### Exercise input

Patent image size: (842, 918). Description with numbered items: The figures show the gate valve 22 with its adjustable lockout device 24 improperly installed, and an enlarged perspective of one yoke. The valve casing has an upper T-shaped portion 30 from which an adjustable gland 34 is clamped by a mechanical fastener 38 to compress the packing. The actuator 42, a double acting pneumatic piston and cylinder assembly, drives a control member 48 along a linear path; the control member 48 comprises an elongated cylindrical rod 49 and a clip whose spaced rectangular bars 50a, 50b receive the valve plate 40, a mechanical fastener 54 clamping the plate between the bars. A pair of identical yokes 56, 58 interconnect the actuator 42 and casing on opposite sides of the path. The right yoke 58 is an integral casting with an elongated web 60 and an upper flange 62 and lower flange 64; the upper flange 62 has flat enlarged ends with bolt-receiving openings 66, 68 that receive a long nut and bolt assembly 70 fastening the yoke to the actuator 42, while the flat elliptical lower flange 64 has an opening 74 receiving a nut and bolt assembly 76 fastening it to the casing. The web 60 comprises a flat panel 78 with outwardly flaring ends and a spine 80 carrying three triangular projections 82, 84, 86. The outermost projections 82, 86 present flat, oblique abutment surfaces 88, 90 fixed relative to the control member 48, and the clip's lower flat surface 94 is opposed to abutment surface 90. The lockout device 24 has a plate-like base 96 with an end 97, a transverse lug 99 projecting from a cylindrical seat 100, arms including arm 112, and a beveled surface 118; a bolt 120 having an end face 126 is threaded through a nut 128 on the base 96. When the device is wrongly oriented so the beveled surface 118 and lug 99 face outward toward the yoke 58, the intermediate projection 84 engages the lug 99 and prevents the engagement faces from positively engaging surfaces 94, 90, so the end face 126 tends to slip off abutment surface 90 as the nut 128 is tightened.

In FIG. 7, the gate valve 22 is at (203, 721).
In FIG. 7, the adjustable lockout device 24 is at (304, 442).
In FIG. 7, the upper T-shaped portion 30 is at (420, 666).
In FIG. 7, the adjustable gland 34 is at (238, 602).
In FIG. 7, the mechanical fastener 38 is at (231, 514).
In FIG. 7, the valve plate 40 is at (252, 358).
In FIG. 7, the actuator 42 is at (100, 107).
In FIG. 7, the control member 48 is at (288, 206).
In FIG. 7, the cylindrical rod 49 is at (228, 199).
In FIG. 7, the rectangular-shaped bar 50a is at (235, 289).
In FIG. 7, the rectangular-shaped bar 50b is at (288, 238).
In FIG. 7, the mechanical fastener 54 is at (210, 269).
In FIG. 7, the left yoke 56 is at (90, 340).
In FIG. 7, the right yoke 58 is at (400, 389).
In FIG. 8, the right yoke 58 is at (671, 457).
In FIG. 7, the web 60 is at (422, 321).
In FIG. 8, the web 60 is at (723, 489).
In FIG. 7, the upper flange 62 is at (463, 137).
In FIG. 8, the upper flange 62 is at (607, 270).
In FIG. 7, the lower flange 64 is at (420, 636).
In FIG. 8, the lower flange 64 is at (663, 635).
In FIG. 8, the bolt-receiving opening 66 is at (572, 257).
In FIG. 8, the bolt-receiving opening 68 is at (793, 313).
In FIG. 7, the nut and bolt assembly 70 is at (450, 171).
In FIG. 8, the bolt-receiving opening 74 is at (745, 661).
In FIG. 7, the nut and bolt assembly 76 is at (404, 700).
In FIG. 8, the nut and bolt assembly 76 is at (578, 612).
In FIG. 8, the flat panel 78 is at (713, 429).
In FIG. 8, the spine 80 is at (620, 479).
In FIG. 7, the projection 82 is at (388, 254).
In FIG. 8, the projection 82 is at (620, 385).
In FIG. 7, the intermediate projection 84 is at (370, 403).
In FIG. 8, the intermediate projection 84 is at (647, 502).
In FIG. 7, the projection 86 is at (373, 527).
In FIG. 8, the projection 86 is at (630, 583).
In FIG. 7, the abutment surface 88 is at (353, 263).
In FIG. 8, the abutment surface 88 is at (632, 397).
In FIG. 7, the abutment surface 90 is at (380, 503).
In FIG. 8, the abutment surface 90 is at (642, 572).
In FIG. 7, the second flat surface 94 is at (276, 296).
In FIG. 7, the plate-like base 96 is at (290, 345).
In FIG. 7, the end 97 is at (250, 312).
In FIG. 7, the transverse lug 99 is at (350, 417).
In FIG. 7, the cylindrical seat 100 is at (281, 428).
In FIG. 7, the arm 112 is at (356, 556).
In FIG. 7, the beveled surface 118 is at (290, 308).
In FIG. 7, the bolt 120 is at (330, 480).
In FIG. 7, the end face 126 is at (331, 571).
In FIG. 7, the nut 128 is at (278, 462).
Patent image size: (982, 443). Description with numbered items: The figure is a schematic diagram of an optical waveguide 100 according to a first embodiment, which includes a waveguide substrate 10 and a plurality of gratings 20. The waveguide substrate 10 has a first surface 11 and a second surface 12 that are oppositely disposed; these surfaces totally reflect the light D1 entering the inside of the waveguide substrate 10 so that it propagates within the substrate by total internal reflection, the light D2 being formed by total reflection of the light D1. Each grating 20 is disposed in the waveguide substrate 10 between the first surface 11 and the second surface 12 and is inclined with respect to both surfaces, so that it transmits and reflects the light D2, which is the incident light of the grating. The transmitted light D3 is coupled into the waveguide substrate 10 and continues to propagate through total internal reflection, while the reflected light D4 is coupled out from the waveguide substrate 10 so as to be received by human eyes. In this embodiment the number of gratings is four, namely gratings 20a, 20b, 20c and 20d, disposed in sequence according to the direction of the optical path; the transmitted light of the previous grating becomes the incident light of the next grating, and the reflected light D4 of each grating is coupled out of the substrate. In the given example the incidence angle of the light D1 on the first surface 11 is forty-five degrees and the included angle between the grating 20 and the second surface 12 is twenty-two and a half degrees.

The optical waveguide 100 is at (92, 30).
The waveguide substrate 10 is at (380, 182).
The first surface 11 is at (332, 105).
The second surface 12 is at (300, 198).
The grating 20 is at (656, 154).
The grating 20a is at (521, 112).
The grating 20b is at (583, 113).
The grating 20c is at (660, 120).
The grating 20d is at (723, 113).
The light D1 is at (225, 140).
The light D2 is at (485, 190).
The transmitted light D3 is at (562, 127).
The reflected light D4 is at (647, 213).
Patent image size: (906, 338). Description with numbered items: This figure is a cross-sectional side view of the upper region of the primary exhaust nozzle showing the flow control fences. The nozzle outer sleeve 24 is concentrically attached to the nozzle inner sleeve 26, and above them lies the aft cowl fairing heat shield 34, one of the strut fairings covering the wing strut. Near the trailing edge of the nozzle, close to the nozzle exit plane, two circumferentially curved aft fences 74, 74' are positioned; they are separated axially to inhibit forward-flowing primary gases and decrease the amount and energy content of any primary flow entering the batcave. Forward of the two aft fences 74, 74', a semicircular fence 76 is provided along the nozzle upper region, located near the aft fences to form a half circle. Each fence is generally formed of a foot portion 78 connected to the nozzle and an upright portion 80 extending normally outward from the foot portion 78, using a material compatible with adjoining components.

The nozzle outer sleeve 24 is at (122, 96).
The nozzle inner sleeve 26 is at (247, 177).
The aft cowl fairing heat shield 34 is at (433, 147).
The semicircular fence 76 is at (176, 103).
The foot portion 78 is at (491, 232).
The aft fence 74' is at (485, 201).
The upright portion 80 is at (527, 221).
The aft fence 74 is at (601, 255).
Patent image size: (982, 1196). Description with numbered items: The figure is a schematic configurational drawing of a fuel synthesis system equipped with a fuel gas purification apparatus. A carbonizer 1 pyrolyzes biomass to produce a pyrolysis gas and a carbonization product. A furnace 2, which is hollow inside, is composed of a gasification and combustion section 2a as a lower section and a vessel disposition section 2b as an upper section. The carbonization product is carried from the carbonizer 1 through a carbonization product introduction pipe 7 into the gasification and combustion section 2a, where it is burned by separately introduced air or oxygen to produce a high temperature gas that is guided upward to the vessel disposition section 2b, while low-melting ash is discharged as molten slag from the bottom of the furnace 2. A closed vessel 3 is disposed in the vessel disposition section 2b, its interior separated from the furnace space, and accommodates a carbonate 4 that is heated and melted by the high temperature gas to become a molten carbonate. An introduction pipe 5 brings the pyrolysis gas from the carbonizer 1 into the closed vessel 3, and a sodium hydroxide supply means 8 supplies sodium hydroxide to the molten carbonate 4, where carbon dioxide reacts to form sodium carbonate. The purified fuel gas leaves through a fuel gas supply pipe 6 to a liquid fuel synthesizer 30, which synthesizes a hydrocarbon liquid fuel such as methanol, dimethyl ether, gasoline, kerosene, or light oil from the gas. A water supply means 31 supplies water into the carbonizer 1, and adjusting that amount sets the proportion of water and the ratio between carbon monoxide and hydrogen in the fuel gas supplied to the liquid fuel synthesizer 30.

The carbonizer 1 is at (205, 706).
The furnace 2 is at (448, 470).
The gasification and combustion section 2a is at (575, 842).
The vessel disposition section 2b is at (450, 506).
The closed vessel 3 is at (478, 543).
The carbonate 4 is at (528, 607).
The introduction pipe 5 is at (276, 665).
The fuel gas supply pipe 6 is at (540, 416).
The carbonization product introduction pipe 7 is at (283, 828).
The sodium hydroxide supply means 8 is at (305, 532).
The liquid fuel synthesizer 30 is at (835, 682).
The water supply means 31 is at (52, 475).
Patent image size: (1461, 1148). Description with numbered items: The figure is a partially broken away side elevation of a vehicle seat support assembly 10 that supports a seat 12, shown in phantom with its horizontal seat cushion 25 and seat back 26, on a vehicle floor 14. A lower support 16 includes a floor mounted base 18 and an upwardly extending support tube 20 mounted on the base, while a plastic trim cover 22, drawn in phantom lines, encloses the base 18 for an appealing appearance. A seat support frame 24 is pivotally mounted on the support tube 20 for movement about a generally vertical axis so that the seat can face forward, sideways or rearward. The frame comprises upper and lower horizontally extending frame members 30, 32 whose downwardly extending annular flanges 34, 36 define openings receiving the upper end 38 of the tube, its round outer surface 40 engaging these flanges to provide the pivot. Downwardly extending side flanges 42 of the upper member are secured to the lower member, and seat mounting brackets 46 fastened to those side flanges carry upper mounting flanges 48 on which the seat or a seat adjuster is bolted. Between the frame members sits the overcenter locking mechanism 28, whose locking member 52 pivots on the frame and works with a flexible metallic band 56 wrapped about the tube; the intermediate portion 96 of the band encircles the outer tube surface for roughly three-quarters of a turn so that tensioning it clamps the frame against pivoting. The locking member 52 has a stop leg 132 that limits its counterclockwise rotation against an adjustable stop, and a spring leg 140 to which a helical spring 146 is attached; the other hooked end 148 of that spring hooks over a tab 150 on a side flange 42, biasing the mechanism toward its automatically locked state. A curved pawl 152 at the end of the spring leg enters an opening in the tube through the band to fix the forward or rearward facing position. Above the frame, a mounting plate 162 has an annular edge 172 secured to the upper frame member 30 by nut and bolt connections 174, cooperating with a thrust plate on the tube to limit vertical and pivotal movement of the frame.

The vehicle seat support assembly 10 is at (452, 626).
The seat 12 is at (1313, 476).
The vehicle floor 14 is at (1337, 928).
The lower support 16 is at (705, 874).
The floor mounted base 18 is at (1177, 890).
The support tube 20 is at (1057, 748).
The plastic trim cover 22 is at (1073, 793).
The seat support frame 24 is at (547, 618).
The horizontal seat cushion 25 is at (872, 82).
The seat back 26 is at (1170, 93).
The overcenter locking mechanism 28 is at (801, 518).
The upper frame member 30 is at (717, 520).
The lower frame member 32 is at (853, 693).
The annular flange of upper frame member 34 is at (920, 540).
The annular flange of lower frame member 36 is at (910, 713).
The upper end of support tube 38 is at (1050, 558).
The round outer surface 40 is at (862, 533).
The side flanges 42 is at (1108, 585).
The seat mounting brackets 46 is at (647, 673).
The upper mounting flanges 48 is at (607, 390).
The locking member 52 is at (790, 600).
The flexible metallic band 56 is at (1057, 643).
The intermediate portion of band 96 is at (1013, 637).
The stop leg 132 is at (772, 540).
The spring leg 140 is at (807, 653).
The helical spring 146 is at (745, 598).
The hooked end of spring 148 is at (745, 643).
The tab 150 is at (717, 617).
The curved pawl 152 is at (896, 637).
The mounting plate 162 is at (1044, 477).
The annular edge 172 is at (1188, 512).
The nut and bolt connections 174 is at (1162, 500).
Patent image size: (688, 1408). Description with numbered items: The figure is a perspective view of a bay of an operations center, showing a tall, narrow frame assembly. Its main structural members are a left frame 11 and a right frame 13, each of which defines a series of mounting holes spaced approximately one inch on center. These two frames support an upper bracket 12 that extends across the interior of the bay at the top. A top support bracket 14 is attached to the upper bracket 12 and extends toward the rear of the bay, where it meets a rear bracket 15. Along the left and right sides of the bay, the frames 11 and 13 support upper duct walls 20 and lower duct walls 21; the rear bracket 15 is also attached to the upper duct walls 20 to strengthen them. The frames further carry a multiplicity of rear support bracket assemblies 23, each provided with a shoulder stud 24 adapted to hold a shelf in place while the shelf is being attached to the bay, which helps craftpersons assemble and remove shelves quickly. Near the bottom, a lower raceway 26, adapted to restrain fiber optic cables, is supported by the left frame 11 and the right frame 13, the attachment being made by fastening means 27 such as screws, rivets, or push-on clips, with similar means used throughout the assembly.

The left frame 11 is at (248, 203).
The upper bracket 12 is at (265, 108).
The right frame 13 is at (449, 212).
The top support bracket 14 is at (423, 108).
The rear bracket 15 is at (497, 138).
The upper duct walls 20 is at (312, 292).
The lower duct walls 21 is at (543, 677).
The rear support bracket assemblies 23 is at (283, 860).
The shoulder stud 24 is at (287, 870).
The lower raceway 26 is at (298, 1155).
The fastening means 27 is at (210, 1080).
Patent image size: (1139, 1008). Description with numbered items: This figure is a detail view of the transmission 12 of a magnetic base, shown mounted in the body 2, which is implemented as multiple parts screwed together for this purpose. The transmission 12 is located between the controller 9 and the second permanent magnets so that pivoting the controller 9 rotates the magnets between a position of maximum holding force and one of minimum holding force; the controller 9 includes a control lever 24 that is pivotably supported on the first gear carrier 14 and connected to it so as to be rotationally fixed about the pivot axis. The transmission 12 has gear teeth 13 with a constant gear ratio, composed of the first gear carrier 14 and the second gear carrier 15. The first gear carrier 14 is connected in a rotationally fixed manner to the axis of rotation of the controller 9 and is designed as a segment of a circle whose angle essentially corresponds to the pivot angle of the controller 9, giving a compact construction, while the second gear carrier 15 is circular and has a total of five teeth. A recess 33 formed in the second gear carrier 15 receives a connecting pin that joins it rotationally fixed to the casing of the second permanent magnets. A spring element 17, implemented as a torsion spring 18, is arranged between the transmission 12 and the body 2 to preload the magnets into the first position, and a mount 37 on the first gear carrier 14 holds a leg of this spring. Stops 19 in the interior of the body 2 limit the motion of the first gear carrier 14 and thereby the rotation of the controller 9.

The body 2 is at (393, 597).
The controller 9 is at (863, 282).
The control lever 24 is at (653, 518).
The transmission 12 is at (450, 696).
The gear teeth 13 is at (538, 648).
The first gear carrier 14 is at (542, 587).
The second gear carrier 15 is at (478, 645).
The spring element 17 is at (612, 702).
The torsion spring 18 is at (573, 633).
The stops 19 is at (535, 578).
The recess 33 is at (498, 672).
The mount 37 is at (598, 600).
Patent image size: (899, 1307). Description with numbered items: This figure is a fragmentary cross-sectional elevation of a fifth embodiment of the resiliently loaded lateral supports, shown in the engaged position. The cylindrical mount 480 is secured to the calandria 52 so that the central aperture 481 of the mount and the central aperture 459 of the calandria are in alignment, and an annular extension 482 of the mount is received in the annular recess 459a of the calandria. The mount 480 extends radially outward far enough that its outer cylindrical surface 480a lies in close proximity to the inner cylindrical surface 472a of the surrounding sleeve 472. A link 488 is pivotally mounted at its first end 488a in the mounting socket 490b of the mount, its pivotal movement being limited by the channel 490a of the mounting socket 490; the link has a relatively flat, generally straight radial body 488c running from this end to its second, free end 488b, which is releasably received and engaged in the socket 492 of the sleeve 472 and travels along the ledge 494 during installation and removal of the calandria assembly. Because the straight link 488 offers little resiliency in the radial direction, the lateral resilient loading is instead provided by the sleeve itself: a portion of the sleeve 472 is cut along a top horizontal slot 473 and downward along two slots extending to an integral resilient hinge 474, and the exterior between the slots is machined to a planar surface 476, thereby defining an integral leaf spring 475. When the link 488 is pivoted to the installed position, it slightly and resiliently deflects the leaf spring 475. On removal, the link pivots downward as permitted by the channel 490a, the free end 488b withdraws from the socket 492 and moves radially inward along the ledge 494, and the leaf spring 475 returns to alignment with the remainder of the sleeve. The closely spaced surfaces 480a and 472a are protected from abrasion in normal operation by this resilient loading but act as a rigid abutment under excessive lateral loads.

######

Work to be completed
Copy out everything from the start of the data down to the line containing "In FIG. 7, the adjustable lockout", swapping "improperly installed" for "incorrectly installed" and keeping all else the same.

Response to the task
Patent image size: (842, 918). Description with numbered items: The figures show the gate valve 22 with its adjustable lockout device 24 incorrectly installed, and an enlarged perspective of one yoke. The valve casing has an upper T-shaped portion 30 from which an adjustable gland 34 is clamped by a mechanical fastener 38 to compress the packing. The actuator 42, a double acting pneumatic piston and cylinder assembly, drives a control member 48 along a linear path; the control member 48 comprises an elongated cylindrical rod 49 and a clip whose spaced rectangular bars 50a, 50b receive the valve plate 40, a mechanical fastener 54 clamping the plate between the bars. A pair of identical yokes 56, 58 interconnect the actuator 42 and casing on opposite sides of the path. The right yoke 58 is an integral casting with an elongated web 60 and an upper flange 62 and lower flange 64; the upper flange 62 has flat enlarged ends with bolt-receiving openings 66, 68 that receive a long nut and bolt assembly 70 fastening the yoke to the actuator 42, while the flat elliptical lower flange 64 has an opening 74 receiving a nut and bolt assembly 76 fastening it to the casing. The web 60 comprises a flat panel 78 with outwardly flaring ends and a spine 80 carrying three triangular projections 82, 84, 86. The outermost projections 82, 86 present flat, oblique abutment surfaces 88, 90 fixed relative to the control member 48, and the clip's lower flat surface 94 is opposed to abutment surface 90. The lockout device 24 has a plate-like base 96 with an end 97, a transverse lug 99 projecting from a cylindrical seat 100, arms including arm 112, and a beveled surface 118; a bolt 120 having an end face 126 is threaded through a nut 128 on the base 96. When the device is wrongly oriented so the beveled surface 118 and lug 99 face outward toward the yoke 58, the intermediate projection 84 engages the lug 99 and prevents the engagement faces from positively engaging surfaces 94, 90, so the end face 126 tends to slip off abutment surface 90 as the nut 128 is tightened.

In FIG. 7, the gate valve 22 is at (203, 721).
In FIG. 7, the adjustable lockout device 24 is at (304, 442).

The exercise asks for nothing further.